Extract the full set of records that follows, word for word.

--- Start of Data excerpts ---

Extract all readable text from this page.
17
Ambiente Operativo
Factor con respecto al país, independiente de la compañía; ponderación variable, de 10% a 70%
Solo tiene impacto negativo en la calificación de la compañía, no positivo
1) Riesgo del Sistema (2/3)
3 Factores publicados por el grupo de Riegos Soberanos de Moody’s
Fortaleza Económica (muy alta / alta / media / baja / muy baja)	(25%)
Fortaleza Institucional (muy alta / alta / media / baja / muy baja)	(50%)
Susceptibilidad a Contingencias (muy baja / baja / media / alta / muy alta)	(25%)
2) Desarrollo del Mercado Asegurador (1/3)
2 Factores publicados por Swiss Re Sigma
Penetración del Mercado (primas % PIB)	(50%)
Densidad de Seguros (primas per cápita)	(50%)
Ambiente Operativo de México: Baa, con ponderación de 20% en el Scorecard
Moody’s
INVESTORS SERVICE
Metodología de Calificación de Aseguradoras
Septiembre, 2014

--- End of Data excerpts ---

• [Answer for this exercise]
Extract all readable text from this page.
17
Ambiente Operativo
Factor con respecto al país, independiente de la compañía; ponderación variable, de 10% a 70%
Solo tiene impacto negativo en la calificación de la compañía, no positivo
1) Riesgo del Sistema (2/3)
3 Factores publicados por el grupo de Riegos Soberanos de Moody’s
Fortaleza Económica (muy alta / alta / media / baja / muy baja)	(25%)
Fortaleza Institucional (muy alta / alta / media / baja / muy baja)	(50%)
Susceptibilidad a Contingencias (muy baja / baja / media / alta / muy alta)	(25%)
2) Desarrollo del Mercado Asegurador (1/3)
2 Factores publicados por Swiss Re Sigma
Penetración del Mercado (primas % PIB)	(50%)
Densidad de Seguros (primas per cápita)	(50%)
Ambiente Operativo de México: Baa, con ponderación de 20% en el Scorecard
Moody’s
INVESTORS SERVICE
Metodología de Calificación de Aseguradoras
Septiembre, 2014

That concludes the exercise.